→ EXERCISE GOAL: Copy out the entries below precisely; nothing is to be omitted.

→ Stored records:
--*--

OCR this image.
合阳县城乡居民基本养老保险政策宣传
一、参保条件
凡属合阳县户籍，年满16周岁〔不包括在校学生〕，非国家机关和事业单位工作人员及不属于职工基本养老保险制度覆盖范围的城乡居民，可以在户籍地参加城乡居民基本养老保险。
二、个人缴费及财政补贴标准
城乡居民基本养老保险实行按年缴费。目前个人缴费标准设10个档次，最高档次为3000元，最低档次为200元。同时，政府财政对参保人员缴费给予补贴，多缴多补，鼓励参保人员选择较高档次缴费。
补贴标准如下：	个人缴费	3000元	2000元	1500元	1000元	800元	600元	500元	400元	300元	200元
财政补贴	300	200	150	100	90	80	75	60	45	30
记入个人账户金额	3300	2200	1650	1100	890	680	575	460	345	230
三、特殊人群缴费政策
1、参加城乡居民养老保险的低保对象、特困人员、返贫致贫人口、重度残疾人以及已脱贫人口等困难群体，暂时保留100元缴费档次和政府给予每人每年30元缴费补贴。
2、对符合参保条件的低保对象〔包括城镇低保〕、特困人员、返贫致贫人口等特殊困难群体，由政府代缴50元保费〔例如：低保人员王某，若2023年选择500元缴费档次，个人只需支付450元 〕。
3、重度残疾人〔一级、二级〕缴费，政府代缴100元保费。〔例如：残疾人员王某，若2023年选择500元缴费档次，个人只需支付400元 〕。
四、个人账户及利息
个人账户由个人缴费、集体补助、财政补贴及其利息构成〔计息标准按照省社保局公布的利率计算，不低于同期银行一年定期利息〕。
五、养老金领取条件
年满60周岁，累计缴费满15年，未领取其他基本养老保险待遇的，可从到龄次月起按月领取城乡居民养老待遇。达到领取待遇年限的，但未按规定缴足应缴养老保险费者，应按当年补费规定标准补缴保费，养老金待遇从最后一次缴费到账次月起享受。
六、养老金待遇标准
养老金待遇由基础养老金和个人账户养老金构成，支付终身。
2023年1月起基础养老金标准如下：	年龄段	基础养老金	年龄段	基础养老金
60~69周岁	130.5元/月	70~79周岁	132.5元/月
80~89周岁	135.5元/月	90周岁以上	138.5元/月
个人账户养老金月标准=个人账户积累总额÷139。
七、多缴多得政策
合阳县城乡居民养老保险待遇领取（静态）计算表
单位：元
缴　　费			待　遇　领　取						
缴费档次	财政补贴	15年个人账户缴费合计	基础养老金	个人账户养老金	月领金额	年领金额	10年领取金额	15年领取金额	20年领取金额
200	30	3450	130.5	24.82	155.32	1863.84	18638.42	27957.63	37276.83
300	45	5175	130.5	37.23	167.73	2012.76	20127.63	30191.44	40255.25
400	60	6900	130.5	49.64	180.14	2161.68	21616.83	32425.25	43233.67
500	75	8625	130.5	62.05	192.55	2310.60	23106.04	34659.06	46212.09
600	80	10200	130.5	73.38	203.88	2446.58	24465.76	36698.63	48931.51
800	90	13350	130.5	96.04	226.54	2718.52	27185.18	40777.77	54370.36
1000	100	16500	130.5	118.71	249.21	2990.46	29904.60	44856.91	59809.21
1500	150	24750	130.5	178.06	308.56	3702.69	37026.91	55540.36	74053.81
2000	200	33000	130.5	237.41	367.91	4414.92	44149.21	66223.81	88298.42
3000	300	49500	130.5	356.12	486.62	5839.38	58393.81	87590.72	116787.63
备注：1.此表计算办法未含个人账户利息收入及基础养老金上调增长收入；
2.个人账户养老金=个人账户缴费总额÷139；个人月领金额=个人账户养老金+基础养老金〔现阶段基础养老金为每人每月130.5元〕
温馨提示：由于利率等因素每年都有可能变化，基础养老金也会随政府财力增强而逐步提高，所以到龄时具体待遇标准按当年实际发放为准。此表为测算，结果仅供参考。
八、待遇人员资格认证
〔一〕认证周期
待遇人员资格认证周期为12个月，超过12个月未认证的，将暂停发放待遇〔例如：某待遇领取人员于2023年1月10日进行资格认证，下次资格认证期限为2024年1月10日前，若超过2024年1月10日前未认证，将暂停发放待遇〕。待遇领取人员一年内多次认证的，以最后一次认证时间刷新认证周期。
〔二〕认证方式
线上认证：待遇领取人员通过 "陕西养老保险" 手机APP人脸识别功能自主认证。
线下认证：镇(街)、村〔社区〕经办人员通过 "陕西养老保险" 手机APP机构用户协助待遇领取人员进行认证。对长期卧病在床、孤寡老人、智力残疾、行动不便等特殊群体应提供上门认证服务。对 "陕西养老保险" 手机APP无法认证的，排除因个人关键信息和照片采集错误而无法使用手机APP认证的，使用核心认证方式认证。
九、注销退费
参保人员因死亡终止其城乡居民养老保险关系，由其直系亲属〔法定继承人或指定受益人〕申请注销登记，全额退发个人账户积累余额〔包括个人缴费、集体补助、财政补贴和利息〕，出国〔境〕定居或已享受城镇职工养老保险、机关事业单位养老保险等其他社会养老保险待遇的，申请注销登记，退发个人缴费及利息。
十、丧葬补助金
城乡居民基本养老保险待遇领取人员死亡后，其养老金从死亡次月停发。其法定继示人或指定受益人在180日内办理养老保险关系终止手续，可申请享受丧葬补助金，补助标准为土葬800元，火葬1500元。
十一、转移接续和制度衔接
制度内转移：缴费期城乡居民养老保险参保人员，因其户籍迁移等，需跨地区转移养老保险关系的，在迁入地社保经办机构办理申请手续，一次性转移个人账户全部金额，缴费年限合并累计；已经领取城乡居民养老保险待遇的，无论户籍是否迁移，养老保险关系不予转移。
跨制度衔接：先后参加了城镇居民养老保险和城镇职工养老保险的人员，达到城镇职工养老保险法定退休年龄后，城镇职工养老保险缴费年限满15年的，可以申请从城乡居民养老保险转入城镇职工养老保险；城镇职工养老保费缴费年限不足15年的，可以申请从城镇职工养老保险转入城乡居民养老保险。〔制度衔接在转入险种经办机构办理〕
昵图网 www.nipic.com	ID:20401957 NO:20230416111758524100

--*--

→ FINISHED EXERCISE:
OCR this image.
合阳县城乡居民基本养老保险政策宣传
一、参保条件
凡属合阳县户籍，年满16周岁〔不包括在校学生〕，非国家机关和事业单位工作人员及不属于职工基本养老保险制度覆盖范围的城乡居民，可以在户籍地参加城乡居民基本养老保险。
二、个人缴费及财政补贴标准
城乡居民基本养老保险实行按年缴费。目前个人缴费标准设10个档次，最高档次为3000元，最低档次为200元。同时，政府财政对参保人员缴费给予补贴，多缴多补，鼓励参保人员选择较高档次缴费。
补贴标准如下：	个人缴费	3000元	2000元	1500元	1000元	800元	600元	500元	400元	300元	200元
财政补贴	300	200	150	100	90	80	75	60	45	30
记入个人账户金额	3300	2200	1650	1100	890	680	575	460	345	230
三、特殊人群缴费政策
1、参加城乡居民养老保险的低保对象、特困人员、返贫致贫人口、重度残疾人以及已脱贫人口等困难群体，暂时保留100元缴费档次和政府给予每人每年30元缴费补贴。
2、对符合参保条件的低保对象〔包括城镇低保〕、特困人员、返贫致贫人口等特殊困难群体，由政府代缴50元保费〔例如：低保人员王某，若2023年选择500元缴费档次，个人只需支付450元 〕。
3、重度残疾人〔一级、二级〕缴费，政府代缴100元保费。〔例如：残疾人员王某，若2023年选择500元缴费档次，个人只需支付400元 〕。
四、个人账户及利息
个人账户由个人缴费、集体补助、财政补贴及其利息构成〔计息标准按照省社保局公布的利率计算，不低于同期银行一年定期利息〕。
五、养老金领取条件
年满60周岁，累计缴费满15年，未领取其他基本养老保险待遇的，可从到龄次月起按月领取城乡居民养老待遇。达到领取待遇年限的，但未按规定缴足应缴养老保险费者，应按当年补费规定标准补缴保费，养老金待遇从最后一次缴费到账次月起享受。
六、养老金待遇标准
养老金待遇由基础养老金和个人账户养老金构成，支付终身。
2023年1月起基础养老金标准如下：	年龄段	基础养老金	年龄段	基础养老金
60~69周岁	130.5元/月	70~79周岁	132.5元/月
80~89周岁	135.5元/月	90周岁以上	138.5元/月
个人账户养老金月标准=个人账户积累总额÷139。
七、多缴多得政策
合阳县城乡居民养老保险待遇领取（静态）计算表
单位：元
缴　　费			待　遇　领　取						
缴费档次	财政补贴	15年个人账户缴费合计	基础养老金	个人账户养老金	月领金额	年领金额	10年领取金额	15年领取金额	20年领取金额
200	30	3450	130.5	24.82	155.32	1863.84	18638.42	27957.63	37276.83
300	45	5175	130.5	37.23	167.73	2012.76	20127.63	30191.44	40255.25
400	60	6900	130.5	49.64	180.14	2161.68	21616.83	32425.25	43233.67
500	75	8625	130.5	62.05	192.55	2310.60	23106.04	34659.06	46212.09
600	80	10200	130.5	73.38	203.88	2446.58	24465.76	36698.63	48931.51
800	90	13350	130.5	96.04	226.54	2718.52	27185.18	40777.77	54370.36
1000	100	16500	130.5	118.71	249.21	2990.46	29904.60	44856.91	59809.21
1500	150	24750	130.5	178.06	308.56	3702.69	37026.91	55540.36	74053.81
2000	200	33000	130.5	237.41	367.91	4414.92	44149.21	66223.81	88298.42
3000	300	49500	130.5	356.12	486.62	5839.38	58393.81	87590.72	116787.63
备注：1.此表计算办法未含个人账户利息收入及基础养老金上调增长收入；
2.个人账户养老金=个人账户缴费总额÷139；个人月领金额=个人账户养老金+基础养老金〔现阶段基础养老金为每人每月130.5元〕
温馨提示：由于利率等因素每年都有可能变化，基础养老金也会随政府财力增强而逐步提高，所以到龄时具体待遇标准按当年实际发放为准。此表为测算，结果仅供参考。
八、待遇人员资格认证
〔一〕认证周期
待遇人员资格认证周期为12个月，超过12个月未认证的，将暂停发放待遇〔例如：某待遇领取人员于2023年1月10日进行资格认证，下次资格认证期限为2024年1月10日前，若超过2024年1月10日前未认证，将暂停发放待遇〕。待遇领取人员一年内多次认证的，以最后一次认证时间刷新认证周期。
〔二〕认证方式
线上认证：待遇领取人员通过 "陕西养老保险" 手机APP人脸识别功能自主认证。
线下认证：镇(街)、村〔社区〕经办人员通过 "陕西养老保险" 手机APP机构用户协助待遇领取人员进行认证。对长期卧病在床、孤寡老人、智力残疾、行动不便等特殊群体应提供上门认证服务。对 "陕西养老保险" 手机APP无法认证的，排除因个人关键信息和照片采集错误而无法使用手机APP认证的，使用核心认证方式认证。
九、注销退费
参保人员因死亡终止其城乡居民养老保险关系，由其直系亲属〔法定继承人或指定受益人〕申请注销登记，全额退发个人账户积累余额〔包括个人缴费、集体补助、财政补贴和利息〕，出国〔境〕定居或已享受城镇职工养老保险、机关事业单位养老保险等其他社会养老保险待遇的，申请注销登记，退发个人缴费及利息。
十、丧葬补助金
城乡居民基本养老保险待遇领取人员死亡后，其养老金从死亡次月停发。其法定继示人或指定受益人在180日内办理养老保险关系终止手续，可申请享受丧葬补助金，补助标准为土葬800元，火葬1500元。
十一、转移接续和制度衔接
制度内转移：缴费期城乡居民养老保险参保人员，因其户籍迁移等，需跨地区转移养老保险关系的，在迁入地社保经办机构办理申请手续，一次性转移个人账户全部金额，缴费年限合并累计；已经领取城乡居民养老保险待遇的，无论户籍是否迁移，养老保险关系不予转移。
跨制度衔接：先后参加了城镇居民养老保险和城镇职工养老保险的人员，达到城镇职工养老保险法定退休年龄后，城镇职工养老保险缴费年限满15年的，可以申请从城乡居民养老保险转入城镇职工养老保险；城镇职工养老保费缴费年限不足15年的，可以申请从城镇职工养老保险转入城乡居民养老保险。〔制度衔接在转入险种经办机构办理〕
昵图网 www.nipic.com	ID:20401957 NO:20230416111758524100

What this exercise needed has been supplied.